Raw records
▼
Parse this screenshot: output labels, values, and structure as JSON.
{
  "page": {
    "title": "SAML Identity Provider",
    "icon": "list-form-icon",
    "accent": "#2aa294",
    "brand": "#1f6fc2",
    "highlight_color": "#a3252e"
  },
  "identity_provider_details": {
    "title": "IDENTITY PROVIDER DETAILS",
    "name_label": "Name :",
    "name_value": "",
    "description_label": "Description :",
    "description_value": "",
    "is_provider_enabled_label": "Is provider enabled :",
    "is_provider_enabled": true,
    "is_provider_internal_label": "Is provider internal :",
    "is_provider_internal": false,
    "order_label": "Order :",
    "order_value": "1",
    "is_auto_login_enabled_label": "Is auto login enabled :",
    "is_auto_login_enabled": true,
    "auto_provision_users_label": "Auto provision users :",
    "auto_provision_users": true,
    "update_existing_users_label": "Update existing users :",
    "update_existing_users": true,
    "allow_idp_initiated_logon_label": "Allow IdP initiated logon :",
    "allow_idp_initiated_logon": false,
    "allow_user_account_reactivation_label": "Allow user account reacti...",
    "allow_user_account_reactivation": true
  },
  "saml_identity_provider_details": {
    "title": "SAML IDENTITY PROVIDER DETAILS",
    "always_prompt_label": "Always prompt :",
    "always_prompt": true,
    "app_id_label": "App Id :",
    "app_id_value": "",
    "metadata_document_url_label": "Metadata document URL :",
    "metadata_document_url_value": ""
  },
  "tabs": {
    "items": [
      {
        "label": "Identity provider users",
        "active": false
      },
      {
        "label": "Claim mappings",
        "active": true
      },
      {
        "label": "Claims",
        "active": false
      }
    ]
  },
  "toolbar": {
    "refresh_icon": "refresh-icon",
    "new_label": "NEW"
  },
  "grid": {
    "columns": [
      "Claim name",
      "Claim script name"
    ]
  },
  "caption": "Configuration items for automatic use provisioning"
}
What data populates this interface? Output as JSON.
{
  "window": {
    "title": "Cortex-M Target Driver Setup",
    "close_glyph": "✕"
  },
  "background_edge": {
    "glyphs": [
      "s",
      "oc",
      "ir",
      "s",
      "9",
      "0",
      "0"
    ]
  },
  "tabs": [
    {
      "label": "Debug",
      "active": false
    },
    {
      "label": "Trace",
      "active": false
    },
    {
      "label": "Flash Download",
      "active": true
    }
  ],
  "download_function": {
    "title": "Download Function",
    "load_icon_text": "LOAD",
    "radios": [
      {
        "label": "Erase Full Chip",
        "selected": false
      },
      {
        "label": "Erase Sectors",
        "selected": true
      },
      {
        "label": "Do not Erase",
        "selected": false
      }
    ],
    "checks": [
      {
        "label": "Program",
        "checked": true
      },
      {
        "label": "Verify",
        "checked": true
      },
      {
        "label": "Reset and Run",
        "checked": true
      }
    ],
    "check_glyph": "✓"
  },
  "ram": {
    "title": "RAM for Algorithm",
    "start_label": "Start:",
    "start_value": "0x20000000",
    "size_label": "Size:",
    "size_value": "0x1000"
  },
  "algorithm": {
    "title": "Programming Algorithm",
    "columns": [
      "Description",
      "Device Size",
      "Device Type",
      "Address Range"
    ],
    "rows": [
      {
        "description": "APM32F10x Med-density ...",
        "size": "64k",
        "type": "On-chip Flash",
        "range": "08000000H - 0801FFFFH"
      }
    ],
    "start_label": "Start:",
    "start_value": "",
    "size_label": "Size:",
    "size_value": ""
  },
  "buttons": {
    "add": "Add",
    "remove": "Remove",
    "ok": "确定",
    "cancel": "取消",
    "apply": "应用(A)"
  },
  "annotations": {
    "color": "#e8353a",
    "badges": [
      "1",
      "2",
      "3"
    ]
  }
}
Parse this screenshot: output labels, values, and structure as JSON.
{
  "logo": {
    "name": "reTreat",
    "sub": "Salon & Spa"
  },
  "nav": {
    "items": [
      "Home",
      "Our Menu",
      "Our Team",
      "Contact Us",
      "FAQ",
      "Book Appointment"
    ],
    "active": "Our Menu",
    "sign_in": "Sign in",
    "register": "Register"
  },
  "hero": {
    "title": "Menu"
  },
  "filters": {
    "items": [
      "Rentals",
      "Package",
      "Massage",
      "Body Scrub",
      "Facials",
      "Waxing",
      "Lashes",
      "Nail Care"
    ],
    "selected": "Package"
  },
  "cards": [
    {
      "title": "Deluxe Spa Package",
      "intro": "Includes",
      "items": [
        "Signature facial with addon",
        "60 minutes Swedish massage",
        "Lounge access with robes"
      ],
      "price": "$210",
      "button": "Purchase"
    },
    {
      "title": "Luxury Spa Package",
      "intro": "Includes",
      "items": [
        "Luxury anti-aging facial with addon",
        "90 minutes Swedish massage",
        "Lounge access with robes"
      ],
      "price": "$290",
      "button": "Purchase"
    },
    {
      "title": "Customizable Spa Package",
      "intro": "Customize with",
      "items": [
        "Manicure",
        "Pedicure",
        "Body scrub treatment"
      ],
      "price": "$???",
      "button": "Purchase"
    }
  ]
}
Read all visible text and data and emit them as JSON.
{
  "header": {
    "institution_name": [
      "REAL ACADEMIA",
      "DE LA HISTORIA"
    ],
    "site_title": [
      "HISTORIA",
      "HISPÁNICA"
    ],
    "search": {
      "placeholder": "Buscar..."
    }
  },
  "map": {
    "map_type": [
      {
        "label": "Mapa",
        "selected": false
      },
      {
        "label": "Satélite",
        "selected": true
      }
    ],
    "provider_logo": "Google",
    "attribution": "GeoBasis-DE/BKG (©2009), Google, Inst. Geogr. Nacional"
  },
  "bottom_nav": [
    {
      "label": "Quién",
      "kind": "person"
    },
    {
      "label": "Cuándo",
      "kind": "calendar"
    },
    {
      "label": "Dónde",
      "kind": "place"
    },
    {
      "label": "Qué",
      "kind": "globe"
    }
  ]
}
▲
◆ Required work
Extract the closing run of lines, starting with the one containing "Read all visible" and ending at the last, exactly as written.

◆ Result
Read all visible text and data and emit them as JSON.
{
  "header": {
    "institution_name": [
      "REAL ACADEMIA",
      "DE LA HISTORIA"
    ],
    "site_title": [
      "HISTORIA",
      "HISPÁNICA"
    ],
    "search": {
      "placeholder": "Buscar..."
    }
  },
  "map": {
    "map_type": [
      {
        "label": "Mapa",
        "selected": false
      },
      {
        "label": "Satélite",
        "selected": true
      }
    ],
    "provider_logo": "Google",
    "attribution": "GeoBasis-DE/BKG (©2009), Google, Inst. Geogr. Nacional"
  },
  "bottom_nav": [
    {
      "label": "Quién",
      "kind": "person"
    },
    {
      "label": "Cuándo",
      "kind": "calendar"
    },
    {
      "label": "Dónde",
      "kind": "place"
    },
    {
      "label": "Qué",
      "kind": "globe"
    }
  ]
}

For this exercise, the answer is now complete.